- _Set exercise_
Copy the records word for word, from their first line up to and including the line that contains "entry-paragraph: Tenir entre", and stop there.

- _Data to process_

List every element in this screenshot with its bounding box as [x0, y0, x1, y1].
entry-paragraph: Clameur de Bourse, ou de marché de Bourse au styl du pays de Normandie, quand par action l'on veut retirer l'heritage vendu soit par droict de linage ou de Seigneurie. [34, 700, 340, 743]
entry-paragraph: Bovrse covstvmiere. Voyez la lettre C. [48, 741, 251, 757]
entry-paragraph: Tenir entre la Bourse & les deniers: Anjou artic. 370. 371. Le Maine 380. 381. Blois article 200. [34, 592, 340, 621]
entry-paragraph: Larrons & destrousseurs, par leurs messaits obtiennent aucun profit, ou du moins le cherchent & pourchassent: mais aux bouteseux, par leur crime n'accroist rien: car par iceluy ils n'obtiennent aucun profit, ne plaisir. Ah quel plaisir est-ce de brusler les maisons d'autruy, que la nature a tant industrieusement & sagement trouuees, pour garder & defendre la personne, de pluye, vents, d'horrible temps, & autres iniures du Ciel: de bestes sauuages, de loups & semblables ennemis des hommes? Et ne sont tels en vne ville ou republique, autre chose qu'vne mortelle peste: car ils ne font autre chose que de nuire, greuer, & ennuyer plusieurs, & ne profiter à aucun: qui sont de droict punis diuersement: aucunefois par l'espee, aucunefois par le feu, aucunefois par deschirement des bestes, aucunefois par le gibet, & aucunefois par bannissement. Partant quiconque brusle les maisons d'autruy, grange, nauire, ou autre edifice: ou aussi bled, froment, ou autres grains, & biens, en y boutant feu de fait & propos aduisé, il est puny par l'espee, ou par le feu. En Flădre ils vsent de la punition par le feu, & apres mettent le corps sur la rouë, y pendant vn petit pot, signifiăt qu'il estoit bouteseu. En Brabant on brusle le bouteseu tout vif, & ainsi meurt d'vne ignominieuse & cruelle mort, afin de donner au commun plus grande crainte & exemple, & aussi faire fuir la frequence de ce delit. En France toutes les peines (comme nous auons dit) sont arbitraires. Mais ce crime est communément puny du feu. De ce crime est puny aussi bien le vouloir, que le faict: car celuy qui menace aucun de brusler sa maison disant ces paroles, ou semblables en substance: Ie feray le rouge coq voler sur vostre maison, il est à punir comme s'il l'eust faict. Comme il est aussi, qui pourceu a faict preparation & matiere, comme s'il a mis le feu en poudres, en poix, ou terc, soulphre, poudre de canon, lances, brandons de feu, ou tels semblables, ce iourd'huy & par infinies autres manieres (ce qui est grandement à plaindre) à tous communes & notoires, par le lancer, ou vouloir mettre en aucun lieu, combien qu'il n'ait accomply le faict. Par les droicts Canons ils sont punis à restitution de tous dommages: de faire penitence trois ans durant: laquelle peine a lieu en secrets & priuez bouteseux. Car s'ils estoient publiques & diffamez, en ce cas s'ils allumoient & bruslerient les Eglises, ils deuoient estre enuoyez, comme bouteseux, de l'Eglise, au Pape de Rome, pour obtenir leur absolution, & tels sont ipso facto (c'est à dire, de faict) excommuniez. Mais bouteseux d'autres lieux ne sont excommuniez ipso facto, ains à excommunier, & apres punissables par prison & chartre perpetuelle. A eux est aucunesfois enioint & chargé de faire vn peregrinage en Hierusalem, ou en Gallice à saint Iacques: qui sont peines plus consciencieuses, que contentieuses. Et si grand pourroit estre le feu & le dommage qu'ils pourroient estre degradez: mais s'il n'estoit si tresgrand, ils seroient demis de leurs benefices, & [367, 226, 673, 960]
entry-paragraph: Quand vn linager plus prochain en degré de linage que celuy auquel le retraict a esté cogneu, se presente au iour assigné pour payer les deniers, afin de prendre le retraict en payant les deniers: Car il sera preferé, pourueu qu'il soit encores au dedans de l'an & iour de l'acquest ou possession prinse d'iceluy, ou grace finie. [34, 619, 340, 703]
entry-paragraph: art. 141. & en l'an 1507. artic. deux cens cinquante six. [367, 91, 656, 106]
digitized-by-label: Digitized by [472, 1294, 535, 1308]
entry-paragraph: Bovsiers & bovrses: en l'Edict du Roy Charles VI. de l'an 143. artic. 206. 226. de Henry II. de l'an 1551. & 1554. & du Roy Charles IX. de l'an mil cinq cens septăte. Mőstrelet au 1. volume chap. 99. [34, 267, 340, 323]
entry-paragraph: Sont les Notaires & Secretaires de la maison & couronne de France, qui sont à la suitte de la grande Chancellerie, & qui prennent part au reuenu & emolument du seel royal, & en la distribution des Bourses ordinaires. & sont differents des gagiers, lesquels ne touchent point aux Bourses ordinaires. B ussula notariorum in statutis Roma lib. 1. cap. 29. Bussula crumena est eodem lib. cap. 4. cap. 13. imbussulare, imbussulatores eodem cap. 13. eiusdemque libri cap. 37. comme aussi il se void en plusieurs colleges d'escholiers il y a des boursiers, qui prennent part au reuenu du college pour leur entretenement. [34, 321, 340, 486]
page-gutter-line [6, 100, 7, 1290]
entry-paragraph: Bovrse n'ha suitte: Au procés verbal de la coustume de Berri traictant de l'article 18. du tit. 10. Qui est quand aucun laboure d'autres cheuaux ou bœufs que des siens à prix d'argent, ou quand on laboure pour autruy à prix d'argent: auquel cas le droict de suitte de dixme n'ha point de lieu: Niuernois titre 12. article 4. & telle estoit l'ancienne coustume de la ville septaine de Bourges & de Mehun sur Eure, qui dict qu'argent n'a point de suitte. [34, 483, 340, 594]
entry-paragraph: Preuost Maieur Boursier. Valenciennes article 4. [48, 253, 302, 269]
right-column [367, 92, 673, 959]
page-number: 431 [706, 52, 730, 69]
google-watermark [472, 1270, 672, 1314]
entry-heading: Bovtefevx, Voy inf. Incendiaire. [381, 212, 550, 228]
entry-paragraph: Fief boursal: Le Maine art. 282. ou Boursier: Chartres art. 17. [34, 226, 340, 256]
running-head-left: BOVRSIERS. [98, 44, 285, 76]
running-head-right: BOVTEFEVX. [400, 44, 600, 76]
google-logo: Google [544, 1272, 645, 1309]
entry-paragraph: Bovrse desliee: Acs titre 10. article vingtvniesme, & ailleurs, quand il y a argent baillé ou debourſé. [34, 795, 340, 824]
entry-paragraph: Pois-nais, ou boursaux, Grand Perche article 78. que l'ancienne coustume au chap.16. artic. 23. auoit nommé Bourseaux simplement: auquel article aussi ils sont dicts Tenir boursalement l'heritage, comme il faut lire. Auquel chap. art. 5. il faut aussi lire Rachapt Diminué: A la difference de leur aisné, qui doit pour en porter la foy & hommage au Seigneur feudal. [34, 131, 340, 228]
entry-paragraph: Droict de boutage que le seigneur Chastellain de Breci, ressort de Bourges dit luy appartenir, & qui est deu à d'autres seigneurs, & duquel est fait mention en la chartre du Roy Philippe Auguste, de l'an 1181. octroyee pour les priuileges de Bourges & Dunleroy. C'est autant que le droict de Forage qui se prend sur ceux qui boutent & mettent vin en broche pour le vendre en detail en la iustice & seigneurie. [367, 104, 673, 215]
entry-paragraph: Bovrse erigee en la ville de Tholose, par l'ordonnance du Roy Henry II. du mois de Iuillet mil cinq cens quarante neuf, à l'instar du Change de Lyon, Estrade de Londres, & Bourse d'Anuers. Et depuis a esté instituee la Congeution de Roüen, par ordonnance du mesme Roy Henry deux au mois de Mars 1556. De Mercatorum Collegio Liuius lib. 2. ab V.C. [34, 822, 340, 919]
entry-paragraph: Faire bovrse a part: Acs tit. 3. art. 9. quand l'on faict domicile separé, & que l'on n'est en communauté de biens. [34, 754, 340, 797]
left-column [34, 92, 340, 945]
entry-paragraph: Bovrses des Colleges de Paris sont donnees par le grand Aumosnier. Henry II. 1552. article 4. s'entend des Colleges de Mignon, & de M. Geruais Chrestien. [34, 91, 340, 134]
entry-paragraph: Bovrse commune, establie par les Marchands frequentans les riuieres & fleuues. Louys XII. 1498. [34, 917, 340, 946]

- _Response for this exercise_
List every element in this screenshot with its bounding box as [x0, y0, x1, y1].
entry-paragraph: Clameur de Bourse, ou de marché de Bourse au styl du pays de Normandie, quand par action l'on veut retirer l'heritage vendu soit par droict de linage ou de Seigneurie. [34, 700, 340, 743]
entry-paragraph: Bovrse covstvmiere. Voyez la lettre C. [48, 741, 251, 757]
entry-paragraph: Tenir entre la Bourse & les deniers: Anjou artic. 370. 371. Le Maine 380. 381. Blois article 200. [34, 592, 340, 621]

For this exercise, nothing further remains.